"""

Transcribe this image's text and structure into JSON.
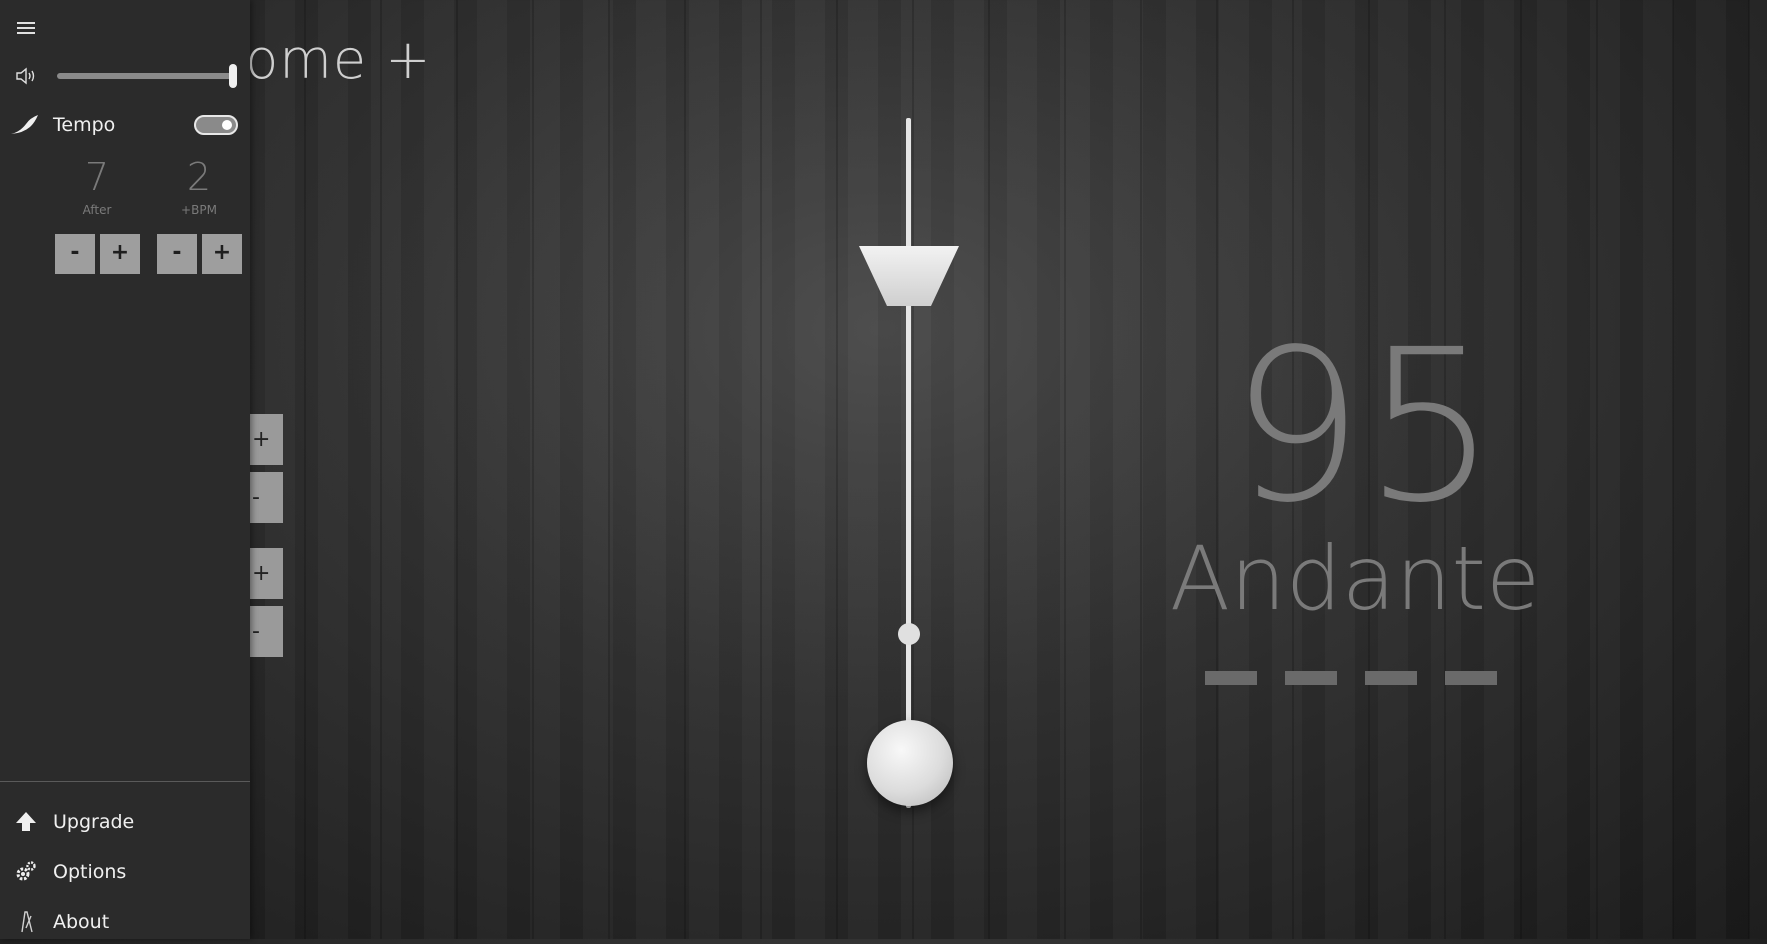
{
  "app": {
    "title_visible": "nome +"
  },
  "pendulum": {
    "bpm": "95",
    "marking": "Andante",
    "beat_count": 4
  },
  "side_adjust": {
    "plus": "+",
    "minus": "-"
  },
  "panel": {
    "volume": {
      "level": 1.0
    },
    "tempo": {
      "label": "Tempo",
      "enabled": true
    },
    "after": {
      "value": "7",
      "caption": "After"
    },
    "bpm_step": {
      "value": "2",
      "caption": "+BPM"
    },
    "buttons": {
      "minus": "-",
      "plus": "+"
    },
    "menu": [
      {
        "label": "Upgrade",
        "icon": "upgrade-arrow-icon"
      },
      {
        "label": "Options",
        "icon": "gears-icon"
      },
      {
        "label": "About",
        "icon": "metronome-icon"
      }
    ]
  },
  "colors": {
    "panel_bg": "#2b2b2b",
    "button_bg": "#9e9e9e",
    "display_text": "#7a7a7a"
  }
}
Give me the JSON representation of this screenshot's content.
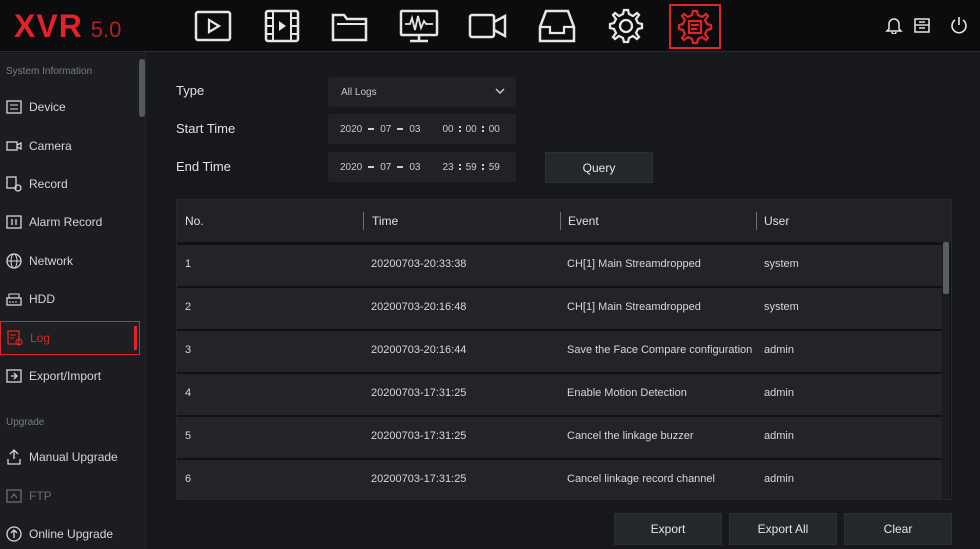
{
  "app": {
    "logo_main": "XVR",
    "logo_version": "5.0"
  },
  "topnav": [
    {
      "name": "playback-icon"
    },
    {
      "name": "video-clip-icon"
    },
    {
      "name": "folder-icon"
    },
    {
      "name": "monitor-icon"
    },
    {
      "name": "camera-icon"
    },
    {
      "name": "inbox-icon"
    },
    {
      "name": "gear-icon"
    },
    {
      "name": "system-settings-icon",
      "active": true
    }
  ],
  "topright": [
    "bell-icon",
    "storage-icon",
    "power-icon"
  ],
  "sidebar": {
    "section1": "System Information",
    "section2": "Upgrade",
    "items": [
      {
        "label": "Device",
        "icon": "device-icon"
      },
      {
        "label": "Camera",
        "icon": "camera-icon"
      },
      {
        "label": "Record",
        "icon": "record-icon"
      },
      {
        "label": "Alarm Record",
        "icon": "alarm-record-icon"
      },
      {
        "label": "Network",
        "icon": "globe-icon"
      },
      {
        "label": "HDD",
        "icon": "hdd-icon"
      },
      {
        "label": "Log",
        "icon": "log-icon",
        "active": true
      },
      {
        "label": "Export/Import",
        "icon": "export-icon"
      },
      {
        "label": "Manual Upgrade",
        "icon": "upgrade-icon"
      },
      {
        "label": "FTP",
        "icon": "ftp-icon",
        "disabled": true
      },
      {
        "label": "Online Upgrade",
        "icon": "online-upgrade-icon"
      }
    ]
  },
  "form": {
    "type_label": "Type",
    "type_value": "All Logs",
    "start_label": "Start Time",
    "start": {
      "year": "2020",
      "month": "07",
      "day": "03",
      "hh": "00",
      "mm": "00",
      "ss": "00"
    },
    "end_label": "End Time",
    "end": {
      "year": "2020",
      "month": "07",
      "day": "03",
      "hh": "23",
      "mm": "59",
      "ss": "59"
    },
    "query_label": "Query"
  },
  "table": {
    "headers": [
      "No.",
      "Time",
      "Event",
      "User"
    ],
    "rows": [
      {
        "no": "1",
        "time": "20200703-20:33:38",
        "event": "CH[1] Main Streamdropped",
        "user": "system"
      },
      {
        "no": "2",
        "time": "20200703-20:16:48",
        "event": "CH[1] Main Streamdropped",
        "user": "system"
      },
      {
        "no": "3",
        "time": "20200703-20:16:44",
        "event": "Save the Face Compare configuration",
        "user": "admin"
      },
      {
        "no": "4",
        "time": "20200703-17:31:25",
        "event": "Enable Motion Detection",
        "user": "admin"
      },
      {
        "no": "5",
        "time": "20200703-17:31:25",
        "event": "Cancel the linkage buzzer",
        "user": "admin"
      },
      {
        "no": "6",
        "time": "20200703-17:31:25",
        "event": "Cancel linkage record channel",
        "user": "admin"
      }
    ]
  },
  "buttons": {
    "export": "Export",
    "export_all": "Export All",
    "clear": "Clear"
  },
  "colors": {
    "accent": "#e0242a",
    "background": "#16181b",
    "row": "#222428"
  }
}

"""
"""

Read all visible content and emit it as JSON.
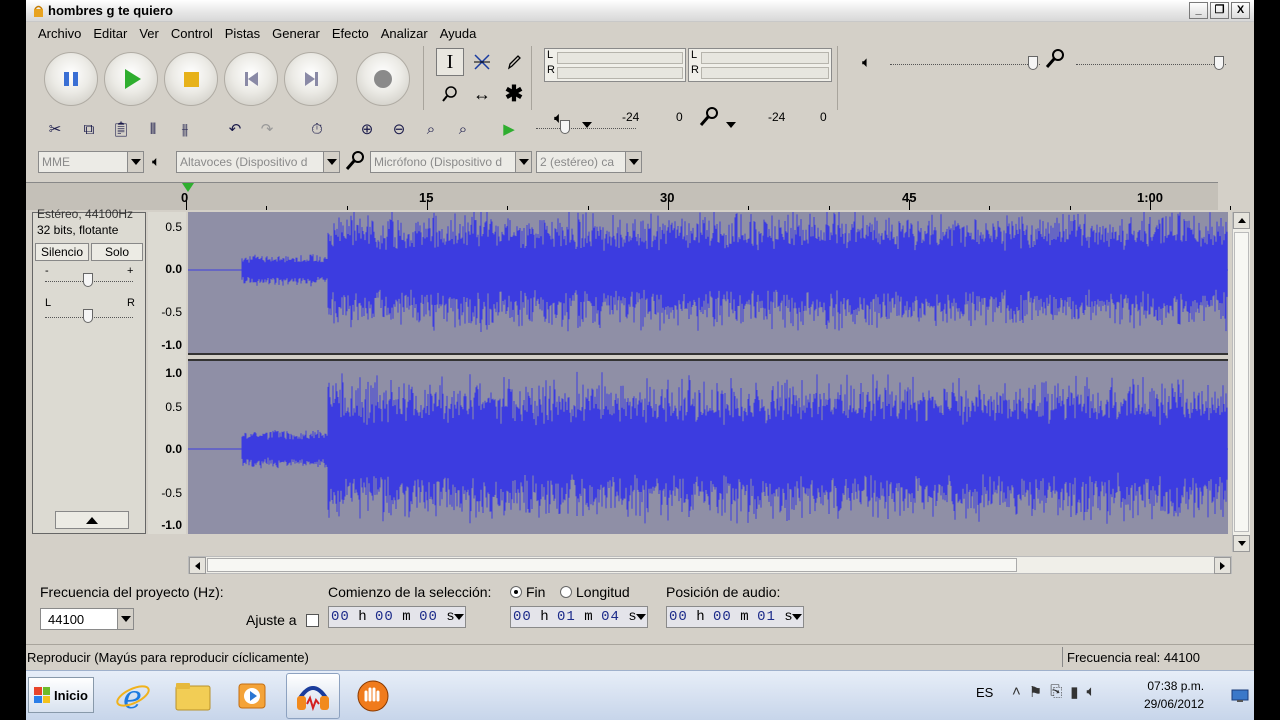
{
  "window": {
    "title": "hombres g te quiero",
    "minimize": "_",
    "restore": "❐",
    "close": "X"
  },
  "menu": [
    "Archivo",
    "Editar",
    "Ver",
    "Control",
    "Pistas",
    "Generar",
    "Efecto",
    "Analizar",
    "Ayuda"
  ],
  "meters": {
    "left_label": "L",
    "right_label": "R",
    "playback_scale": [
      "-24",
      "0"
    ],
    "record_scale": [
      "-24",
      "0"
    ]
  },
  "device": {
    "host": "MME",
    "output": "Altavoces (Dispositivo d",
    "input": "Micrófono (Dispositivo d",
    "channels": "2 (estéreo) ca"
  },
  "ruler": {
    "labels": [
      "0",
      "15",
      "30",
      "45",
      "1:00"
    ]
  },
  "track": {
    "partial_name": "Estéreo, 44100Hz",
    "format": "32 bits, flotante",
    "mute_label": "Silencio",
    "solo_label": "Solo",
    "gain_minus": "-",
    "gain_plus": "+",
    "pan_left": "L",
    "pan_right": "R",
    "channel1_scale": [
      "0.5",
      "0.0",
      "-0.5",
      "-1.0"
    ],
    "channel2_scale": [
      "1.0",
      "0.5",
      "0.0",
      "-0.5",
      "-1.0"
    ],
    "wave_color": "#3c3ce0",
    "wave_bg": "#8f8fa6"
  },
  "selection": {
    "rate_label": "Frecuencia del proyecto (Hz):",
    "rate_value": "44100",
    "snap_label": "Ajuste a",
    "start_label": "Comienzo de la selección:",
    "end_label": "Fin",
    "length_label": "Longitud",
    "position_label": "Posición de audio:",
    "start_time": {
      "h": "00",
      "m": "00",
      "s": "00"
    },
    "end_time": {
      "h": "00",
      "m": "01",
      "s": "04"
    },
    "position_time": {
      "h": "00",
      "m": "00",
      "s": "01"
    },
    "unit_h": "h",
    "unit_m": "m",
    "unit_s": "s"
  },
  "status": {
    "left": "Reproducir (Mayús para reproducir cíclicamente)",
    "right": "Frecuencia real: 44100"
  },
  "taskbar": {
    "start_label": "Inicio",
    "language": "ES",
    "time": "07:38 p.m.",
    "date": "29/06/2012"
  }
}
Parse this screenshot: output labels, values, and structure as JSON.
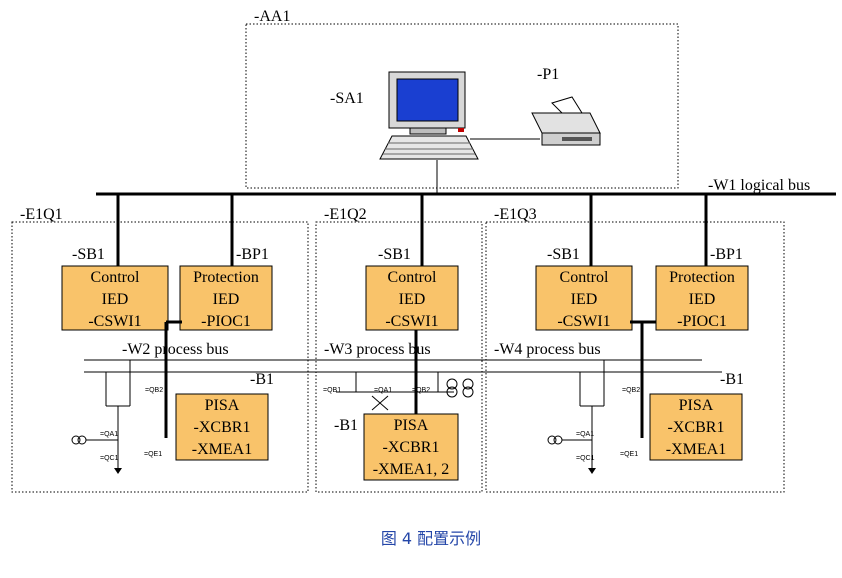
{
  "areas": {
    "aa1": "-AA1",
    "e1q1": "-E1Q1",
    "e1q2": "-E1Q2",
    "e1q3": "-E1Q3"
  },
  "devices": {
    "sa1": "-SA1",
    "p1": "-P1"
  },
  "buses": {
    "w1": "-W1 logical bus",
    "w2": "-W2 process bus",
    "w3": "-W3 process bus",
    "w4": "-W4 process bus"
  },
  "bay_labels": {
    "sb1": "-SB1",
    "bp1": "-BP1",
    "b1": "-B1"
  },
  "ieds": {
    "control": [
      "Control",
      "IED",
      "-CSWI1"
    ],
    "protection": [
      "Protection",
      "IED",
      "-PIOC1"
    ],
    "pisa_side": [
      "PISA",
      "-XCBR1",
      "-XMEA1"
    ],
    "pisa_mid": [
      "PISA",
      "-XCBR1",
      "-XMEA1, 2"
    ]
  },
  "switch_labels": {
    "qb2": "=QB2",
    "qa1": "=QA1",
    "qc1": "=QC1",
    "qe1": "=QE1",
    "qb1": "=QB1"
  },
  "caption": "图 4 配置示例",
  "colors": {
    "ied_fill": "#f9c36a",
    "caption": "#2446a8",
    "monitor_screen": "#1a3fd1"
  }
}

"""

Where a line holds "Cancel", copy that line.

        "event": "Cancel the linkage buzzer",
        "event": "Cancel linkage record channel",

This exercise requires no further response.